## BRIEF
Take each line containing "color" and report it exactly as written.

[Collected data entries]
* * *

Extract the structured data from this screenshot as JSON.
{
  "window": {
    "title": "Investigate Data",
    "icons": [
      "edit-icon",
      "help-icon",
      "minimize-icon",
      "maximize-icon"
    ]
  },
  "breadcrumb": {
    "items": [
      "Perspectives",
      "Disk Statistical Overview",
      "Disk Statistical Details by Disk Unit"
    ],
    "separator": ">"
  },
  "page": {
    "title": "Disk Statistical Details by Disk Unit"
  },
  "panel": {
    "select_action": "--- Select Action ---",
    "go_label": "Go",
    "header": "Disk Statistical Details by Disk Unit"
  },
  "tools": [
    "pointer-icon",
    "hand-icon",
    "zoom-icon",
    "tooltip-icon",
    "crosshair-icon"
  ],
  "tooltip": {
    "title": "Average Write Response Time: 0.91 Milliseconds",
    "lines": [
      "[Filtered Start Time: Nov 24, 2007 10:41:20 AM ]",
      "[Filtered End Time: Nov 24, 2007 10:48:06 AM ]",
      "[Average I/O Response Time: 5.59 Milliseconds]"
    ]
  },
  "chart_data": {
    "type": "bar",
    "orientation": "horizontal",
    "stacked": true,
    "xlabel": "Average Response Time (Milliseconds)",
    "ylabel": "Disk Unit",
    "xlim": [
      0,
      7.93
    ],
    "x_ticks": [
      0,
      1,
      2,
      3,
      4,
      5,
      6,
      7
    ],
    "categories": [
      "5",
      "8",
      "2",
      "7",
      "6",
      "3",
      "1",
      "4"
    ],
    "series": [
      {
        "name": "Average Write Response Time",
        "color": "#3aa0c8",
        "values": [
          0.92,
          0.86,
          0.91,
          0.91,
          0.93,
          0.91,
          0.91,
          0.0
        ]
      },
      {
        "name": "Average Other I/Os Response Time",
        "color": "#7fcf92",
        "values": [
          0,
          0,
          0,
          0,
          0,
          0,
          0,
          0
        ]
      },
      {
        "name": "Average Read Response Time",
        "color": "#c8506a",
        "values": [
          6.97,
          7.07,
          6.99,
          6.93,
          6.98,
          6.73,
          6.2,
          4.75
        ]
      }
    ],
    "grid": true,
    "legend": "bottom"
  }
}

* * *

## CORRECT ANSWER
        "color": "#3aa0c8",
        "color": "#7fcf92",
        "color": "#c8506a",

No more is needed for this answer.